═════ GIVEN TEXT ═════

Root cause of the problem:
When openvpn-gui initiates an openvpn connection through openvpn interactive service, the service starts the openvpn.exe, but doesn't wait for the openvpn.exe to start listening on management port before notifies openvpn-gui to connect to the openvpn management interface. (nor openvpn-gui waits for the openvpn.exe to start listening on the management port)

How to reproduce the problem:
Prerequisites:
The client should be connected to a windows domain and the RCP servers of the domain have to be resolvable by DNS
When the openvpn interactive service starts openvpn.exe, (probably because of the impersonation request) windows starts to initiate RPC session with RPC servers of the domain. These RPC sessions can take several seconds before openvpn.exe actually starts and starts listening on management interface. Openvpn-gui tries to connect to the management interface of the openvpn.exe before the openvpn.exe started, so openvpn-gui fails with the error: "Connecting to management interface failed."

Resolution:
Resolution Nr. 1.: If it is possible openvpn interactive service should wait for openvpn.exe to request for password and/or to start listening on management port before let openvpn-gui starting to connect to openvpn management interface.

Resolution Nr. 2.: Openvpn-gui should keep trying to connect to the management interface for a redefined period of time like 20 seconds before gives it up and returns with connection failure error: "Connecting to management interface failed.".

Additional note:
When openvpn-gui fails nobody takes care of cleaning up the running openvpn.exe. Therefore next time when the connection started from openvpn-gui openvpn interactive service tries to start openvpn.exe with the same configuration that is already used by a running instance, so it fails. openvpn interactive service should monitor if it has already started an instance for the configuration and it still runs.

Change History (16)

comment:1 Changed 6 years ago by Gert Döring

Cc: Selva Nair added
Owner: Heiko Hund deleted
Status: newassigned

comment:2 Changed 6 years ago by Selva Nair

Cc: Selva Nair removed

Actually the GUI does not wait for the service to launch openvpn.exe, but just sends the request to do so and starts to try connecting to the management i/f until a timeout (15 seconds) . This works fine as long as the management comes up within that time.

═════ DATA SECTION ═════

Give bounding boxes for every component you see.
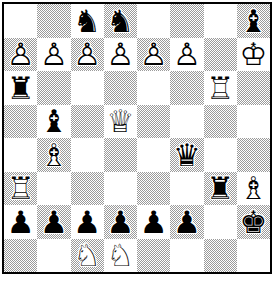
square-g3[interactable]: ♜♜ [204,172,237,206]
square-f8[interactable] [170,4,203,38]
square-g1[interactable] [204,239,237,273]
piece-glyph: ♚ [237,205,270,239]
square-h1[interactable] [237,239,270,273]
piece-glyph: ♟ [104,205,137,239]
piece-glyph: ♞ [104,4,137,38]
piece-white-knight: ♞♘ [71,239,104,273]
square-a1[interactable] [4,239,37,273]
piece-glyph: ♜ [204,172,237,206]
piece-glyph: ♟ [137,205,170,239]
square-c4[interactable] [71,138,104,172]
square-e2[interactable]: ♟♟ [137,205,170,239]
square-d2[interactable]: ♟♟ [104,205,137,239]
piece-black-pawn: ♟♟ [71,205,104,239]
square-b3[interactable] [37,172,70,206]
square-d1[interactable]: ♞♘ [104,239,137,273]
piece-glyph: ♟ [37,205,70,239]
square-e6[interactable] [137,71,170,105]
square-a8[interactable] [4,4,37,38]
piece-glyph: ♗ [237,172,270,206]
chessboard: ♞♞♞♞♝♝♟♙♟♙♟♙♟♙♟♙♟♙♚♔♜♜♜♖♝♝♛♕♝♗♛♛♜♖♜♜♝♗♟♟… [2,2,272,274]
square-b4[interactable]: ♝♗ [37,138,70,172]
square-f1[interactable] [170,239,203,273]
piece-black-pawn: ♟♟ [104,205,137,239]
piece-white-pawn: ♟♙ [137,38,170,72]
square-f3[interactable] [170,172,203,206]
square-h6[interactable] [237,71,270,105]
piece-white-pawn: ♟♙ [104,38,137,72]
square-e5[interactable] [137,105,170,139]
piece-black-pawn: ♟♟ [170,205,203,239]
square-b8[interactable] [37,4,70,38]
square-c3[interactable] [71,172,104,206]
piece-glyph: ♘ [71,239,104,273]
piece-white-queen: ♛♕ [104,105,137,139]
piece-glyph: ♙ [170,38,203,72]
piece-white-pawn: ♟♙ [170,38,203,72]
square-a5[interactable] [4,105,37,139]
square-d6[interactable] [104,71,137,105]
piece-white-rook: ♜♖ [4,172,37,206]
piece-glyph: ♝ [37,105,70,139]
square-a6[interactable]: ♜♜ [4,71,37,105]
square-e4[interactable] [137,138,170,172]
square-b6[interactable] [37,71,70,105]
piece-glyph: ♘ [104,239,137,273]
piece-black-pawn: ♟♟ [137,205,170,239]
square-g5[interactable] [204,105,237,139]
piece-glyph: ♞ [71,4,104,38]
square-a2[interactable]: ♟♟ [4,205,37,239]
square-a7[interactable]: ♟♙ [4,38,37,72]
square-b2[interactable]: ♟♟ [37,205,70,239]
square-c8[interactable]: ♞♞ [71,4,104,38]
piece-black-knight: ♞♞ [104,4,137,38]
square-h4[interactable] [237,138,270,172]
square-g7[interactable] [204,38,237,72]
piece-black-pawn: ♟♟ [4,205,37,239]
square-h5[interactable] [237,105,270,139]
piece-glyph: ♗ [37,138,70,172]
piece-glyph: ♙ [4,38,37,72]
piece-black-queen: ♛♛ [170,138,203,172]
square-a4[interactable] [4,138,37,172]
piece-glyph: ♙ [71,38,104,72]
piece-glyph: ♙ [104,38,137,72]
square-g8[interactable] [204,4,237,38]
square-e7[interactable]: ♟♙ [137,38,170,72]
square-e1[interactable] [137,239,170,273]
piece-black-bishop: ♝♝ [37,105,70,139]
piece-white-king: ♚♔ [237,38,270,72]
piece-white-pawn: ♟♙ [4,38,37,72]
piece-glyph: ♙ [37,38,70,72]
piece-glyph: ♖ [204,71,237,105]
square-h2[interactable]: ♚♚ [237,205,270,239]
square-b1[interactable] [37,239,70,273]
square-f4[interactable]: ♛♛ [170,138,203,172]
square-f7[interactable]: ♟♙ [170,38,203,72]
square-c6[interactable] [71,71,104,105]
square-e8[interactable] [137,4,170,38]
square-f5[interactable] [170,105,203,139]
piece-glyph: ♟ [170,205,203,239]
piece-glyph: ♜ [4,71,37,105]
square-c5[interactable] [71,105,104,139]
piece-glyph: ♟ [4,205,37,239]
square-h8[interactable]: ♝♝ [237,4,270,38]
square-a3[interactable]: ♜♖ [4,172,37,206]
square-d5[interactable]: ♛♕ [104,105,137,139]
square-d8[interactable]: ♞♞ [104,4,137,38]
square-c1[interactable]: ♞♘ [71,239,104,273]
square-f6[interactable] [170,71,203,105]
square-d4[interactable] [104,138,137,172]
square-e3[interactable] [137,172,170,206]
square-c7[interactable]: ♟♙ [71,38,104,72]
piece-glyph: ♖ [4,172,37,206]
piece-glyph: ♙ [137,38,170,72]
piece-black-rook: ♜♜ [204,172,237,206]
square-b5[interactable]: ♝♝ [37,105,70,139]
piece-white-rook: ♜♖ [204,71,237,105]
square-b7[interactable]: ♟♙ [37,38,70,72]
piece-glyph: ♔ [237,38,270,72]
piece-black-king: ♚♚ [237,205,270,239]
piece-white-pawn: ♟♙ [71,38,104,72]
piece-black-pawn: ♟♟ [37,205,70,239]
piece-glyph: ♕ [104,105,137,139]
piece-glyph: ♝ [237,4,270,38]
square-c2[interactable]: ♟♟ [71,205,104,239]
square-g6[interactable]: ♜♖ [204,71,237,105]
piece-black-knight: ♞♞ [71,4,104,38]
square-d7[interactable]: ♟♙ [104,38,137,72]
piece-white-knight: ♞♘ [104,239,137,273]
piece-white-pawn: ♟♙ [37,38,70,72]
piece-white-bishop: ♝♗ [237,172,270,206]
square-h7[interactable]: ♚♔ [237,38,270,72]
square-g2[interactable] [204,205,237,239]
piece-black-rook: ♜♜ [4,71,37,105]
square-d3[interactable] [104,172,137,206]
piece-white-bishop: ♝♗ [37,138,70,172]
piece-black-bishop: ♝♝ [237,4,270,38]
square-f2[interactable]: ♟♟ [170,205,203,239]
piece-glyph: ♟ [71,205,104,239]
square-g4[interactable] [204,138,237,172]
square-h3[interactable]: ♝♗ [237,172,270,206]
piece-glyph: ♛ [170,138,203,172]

═════

REQUIRED WORK
• A. In the openvpn bug report, what timeout does comment 2 give for the GUI's attempts to connect to the management interface?
• B. List every person named in the openvpn bug report.
• C. Pick up the openvpn bug report from where it stops and write its next part.

RESPONSES FOR EACH TASK
• A. 15 seconds

• B. Gert Döring, Selva Nair, Heiko Hund

• C.
The service does need to impersonate and then check the token for membership in some groups. I thought neither would require an RPC connection as the token can be locally duplicated from that of the client without connection to the DC. In any case, if openvpn.exe takes more than 15 seconds to come up, the GUI will fail to connect to it and lead to the situation you describe. OpenVPN starts listening on the management soon after it starts so there should be no long delay involved there.

I suggest (i) start the polling for management only after receiving the process ID of openvpn.exe from the service and (ii) kill the process if the management connection failed.

(i) will greatly reduce the time the GUI will have to wait for the management, but then we'll need to decide how long to wait for the service to start the process. Would 60 seconds be good enough?

comment:3 Changed 6 years ago by it@…

I completely agree with your suggestions. Maybe the default 60 secs that would be a configurable timeout in the openvpn-gui would be the best solution.

The timeout problem occurs with a USB token using cryptoapicert and subject match, but maybe it is irrelevant. It seems that way how openvpn interactive service starts the openvpn.exe causes the problem, because when the openvpn.exe runs directly with the --config option on the same .ovpn configfile, it starts immediately, there is no delay, no RPC calls.

comment:4 Changed 6 years ago by Selva Nair

@it@… Could you please test the exe included here https://github.com/selvanair/openvpn-gui/releases ?

I opted for a simpler approach: do not abort on timeout but keep retrying unless the process or service itself triggers a startup error. Or the user can abort by pressing disconnect.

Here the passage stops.